** BEGIN THE INPUT **

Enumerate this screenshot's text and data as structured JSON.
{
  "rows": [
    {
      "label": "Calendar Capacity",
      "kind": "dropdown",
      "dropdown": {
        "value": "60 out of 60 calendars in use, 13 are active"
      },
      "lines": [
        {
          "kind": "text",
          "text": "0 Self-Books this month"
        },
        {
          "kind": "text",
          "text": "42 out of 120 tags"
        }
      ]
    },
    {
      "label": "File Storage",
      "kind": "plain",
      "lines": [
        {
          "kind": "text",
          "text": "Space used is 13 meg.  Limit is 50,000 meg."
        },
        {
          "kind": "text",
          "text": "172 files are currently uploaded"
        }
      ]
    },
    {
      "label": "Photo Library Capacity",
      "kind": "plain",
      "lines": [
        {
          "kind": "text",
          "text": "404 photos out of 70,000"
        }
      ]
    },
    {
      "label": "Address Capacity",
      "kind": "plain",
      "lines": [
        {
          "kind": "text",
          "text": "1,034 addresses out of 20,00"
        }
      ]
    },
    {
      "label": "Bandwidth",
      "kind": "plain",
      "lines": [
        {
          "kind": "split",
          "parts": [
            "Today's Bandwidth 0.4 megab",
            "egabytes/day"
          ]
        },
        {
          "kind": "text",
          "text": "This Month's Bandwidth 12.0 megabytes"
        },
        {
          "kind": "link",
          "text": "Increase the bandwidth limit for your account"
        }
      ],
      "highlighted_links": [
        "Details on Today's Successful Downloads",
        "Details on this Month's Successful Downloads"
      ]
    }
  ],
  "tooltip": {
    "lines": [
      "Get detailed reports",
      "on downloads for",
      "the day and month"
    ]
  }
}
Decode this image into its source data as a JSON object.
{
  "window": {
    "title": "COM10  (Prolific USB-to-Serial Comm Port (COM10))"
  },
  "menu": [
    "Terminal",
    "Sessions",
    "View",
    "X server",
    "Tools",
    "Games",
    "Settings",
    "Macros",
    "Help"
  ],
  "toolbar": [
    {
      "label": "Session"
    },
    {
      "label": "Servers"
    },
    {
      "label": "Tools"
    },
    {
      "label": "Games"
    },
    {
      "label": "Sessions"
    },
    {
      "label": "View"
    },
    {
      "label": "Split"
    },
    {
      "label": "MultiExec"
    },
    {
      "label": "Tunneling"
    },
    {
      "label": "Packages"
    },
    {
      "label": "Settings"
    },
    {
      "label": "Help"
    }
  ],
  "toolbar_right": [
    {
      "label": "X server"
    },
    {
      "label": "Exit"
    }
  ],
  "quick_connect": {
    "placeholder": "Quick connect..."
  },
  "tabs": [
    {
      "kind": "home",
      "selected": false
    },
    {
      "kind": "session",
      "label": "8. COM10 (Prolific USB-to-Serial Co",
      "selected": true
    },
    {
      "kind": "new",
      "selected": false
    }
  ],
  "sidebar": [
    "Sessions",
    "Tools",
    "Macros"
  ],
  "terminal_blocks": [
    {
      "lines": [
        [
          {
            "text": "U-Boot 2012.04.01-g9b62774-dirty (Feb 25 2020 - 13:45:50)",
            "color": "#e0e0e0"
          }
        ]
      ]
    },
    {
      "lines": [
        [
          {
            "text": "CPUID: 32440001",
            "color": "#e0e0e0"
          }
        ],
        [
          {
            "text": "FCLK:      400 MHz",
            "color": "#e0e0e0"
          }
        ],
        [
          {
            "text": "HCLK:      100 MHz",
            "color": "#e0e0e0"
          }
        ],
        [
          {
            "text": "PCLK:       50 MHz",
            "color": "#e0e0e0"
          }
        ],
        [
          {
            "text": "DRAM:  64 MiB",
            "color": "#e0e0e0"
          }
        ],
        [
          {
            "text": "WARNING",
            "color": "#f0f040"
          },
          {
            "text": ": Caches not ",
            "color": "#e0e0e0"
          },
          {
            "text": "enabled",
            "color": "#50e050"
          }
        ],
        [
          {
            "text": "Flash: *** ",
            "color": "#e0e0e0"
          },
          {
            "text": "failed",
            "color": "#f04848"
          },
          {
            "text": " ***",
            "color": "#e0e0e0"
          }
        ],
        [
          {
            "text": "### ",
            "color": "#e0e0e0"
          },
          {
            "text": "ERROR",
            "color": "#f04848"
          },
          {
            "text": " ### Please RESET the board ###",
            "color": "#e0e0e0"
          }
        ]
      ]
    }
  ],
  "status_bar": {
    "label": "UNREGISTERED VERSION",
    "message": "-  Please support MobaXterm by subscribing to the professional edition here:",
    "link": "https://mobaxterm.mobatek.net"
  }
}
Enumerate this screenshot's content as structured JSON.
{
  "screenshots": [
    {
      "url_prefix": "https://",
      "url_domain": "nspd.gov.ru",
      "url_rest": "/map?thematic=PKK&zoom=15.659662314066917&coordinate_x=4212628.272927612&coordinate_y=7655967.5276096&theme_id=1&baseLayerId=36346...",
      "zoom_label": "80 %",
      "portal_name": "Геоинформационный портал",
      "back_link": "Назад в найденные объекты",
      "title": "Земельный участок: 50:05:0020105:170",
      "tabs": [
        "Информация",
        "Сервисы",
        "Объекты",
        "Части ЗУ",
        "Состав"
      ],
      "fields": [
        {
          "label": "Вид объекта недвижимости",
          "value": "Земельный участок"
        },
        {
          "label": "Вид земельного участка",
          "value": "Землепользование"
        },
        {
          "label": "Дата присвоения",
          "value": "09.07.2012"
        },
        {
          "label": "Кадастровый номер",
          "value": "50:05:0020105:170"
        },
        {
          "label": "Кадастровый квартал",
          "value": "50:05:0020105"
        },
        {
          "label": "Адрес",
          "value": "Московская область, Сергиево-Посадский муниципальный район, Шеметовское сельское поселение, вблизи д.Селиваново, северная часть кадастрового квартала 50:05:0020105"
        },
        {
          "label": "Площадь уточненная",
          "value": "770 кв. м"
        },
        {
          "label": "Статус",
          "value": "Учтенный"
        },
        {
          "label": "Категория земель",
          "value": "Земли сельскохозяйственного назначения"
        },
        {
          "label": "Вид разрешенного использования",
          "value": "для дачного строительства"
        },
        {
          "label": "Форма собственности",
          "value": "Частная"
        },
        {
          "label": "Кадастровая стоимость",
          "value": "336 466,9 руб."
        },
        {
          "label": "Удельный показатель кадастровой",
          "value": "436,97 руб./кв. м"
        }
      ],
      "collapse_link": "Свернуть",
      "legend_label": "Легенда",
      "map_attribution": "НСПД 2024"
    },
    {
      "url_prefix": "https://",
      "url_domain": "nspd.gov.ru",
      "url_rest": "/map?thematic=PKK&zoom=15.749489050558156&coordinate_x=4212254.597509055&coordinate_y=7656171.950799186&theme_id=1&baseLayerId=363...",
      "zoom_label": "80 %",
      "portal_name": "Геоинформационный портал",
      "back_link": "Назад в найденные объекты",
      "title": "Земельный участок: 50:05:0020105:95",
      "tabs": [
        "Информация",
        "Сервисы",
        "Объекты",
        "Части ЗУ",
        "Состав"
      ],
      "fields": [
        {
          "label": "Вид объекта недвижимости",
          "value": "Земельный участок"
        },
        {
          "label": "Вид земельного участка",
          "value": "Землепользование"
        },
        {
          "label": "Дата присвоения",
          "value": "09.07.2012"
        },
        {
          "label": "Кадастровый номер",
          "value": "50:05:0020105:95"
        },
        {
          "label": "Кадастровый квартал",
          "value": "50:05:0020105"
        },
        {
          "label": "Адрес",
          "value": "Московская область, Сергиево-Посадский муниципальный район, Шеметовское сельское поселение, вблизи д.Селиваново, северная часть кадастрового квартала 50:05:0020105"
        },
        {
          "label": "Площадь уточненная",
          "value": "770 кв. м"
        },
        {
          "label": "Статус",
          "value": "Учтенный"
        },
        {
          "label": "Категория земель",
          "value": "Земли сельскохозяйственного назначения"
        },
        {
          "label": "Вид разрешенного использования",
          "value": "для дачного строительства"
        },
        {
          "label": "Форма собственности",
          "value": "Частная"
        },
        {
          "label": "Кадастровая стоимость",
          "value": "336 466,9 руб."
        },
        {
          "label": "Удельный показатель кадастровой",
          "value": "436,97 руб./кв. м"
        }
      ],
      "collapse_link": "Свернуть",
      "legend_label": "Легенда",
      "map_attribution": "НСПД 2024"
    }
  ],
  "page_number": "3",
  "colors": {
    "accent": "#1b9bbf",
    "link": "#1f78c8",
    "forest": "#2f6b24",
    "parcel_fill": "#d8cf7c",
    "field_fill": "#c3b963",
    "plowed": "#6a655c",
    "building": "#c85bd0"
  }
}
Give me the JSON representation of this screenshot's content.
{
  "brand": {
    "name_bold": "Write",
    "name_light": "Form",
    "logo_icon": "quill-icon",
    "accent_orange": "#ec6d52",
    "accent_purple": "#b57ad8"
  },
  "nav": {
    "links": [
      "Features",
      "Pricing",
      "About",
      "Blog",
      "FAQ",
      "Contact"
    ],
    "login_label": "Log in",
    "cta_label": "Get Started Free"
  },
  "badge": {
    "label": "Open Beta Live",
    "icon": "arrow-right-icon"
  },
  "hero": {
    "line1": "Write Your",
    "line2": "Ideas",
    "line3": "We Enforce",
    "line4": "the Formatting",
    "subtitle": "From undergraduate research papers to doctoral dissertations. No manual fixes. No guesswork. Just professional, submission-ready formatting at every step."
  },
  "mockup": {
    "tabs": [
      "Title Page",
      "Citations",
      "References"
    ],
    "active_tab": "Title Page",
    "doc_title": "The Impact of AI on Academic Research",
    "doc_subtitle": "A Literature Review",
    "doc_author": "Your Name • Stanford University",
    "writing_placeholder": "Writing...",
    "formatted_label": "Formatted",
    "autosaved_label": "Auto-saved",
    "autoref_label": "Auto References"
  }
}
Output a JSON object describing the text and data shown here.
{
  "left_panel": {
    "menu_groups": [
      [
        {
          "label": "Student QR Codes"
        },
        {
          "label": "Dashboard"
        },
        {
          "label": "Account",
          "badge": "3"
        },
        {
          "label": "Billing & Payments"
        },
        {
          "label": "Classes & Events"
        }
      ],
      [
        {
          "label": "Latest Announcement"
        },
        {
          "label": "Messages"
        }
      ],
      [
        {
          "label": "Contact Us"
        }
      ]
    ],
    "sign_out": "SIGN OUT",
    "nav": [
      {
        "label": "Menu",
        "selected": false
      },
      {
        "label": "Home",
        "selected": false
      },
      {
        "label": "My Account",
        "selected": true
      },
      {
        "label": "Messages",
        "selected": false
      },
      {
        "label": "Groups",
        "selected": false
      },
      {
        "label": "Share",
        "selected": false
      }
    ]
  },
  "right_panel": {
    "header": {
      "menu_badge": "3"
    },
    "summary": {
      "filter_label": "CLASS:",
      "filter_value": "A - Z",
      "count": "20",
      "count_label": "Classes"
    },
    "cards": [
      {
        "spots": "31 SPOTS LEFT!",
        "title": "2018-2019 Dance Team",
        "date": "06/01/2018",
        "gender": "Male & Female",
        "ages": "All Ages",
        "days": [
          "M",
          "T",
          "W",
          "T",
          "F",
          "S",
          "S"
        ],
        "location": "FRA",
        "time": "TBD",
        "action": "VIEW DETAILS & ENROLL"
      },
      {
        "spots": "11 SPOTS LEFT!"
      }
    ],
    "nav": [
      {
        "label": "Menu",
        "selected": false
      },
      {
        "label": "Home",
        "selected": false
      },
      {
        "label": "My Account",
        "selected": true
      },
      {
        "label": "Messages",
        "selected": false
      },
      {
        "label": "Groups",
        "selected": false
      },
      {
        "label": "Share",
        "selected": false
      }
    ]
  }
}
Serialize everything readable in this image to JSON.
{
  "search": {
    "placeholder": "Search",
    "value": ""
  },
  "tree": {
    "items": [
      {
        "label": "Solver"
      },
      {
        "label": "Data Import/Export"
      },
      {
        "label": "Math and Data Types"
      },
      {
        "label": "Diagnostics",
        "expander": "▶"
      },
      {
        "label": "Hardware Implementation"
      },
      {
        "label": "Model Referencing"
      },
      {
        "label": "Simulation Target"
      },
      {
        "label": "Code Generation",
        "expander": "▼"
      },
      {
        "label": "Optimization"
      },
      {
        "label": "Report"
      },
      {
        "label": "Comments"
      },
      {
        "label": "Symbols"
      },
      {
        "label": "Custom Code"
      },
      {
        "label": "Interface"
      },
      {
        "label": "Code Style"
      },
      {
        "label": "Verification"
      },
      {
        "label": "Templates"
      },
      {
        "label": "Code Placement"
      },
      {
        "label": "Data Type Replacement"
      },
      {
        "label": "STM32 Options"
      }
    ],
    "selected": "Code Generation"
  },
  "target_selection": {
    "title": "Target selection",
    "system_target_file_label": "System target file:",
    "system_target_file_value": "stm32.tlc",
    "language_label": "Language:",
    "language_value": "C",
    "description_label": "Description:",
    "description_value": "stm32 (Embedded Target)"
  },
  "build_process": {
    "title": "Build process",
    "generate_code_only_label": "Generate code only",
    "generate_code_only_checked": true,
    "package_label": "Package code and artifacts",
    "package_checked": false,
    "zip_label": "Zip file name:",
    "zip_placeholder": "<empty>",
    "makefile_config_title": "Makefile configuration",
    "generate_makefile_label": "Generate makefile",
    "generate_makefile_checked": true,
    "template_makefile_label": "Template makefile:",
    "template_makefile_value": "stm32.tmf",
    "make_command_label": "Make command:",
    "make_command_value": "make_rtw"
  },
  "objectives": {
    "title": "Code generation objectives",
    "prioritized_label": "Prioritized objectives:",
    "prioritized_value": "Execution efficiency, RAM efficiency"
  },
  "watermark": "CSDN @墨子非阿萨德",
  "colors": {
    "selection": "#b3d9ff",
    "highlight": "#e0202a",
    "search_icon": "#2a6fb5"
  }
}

** END THE INPUT **

Of the lines in the records, how many contain the word "JSON"? Answer with the number and nothing else.

6